- _What to produce_
From the data that follows, copy every line holding the string "Encode".

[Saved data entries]
_ _ _ _

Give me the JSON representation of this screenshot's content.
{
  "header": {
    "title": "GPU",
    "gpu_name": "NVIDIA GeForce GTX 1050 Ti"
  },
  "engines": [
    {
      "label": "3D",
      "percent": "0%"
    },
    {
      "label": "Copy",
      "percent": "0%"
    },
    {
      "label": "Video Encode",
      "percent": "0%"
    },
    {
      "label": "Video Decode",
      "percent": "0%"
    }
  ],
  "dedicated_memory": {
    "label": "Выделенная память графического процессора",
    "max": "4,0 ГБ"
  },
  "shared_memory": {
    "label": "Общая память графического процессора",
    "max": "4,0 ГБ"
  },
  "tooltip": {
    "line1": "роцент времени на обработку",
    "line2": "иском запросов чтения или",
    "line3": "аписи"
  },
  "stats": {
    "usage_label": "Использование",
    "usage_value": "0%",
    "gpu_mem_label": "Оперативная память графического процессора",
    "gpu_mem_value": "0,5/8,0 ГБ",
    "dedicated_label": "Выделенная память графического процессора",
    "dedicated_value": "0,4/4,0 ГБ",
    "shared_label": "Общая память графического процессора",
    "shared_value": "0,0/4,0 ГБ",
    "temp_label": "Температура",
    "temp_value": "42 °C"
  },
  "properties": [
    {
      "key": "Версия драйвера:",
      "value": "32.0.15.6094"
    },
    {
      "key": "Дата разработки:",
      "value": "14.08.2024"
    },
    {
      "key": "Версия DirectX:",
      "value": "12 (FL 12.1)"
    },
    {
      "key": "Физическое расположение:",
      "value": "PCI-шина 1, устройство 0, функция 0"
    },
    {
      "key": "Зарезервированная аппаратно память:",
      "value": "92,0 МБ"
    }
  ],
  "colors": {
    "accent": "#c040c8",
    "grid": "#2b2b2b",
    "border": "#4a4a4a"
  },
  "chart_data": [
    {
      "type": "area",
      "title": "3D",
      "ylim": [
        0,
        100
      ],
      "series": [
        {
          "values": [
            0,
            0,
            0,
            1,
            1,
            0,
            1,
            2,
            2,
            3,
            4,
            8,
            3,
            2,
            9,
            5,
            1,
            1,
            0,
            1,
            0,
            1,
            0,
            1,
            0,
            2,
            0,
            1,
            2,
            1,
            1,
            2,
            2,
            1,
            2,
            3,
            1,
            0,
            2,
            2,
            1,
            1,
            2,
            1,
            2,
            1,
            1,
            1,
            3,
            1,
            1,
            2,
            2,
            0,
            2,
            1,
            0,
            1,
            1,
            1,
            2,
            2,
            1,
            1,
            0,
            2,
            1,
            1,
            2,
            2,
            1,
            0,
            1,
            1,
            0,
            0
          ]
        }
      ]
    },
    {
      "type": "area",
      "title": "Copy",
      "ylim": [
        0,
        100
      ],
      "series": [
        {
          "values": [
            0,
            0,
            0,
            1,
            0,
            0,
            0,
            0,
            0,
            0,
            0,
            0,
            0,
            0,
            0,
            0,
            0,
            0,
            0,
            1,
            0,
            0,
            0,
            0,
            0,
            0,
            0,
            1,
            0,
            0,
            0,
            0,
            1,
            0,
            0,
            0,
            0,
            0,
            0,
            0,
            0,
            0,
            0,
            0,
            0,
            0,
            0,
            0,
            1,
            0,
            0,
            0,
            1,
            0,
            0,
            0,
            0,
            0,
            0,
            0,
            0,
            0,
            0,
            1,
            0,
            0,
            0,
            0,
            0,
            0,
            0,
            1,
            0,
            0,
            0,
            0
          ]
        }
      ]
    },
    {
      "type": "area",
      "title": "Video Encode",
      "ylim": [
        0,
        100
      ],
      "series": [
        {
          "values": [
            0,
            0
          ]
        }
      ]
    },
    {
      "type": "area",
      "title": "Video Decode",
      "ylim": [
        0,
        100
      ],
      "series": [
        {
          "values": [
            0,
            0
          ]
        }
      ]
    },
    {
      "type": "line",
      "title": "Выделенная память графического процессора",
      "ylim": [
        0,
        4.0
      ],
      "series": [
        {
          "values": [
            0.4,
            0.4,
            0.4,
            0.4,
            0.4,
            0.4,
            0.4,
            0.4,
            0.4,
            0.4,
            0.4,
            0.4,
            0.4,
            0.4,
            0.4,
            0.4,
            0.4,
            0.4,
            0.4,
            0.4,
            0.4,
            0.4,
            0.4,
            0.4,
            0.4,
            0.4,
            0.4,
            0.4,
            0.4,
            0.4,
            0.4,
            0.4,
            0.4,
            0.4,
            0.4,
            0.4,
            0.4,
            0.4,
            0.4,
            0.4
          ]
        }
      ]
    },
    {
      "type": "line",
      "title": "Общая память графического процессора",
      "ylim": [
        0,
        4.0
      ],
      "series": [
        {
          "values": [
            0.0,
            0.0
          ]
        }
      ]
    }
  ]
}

_ _ _ _

- _Response to the exercise_
      "label": "Video Encode",
      "title": "Video Encode",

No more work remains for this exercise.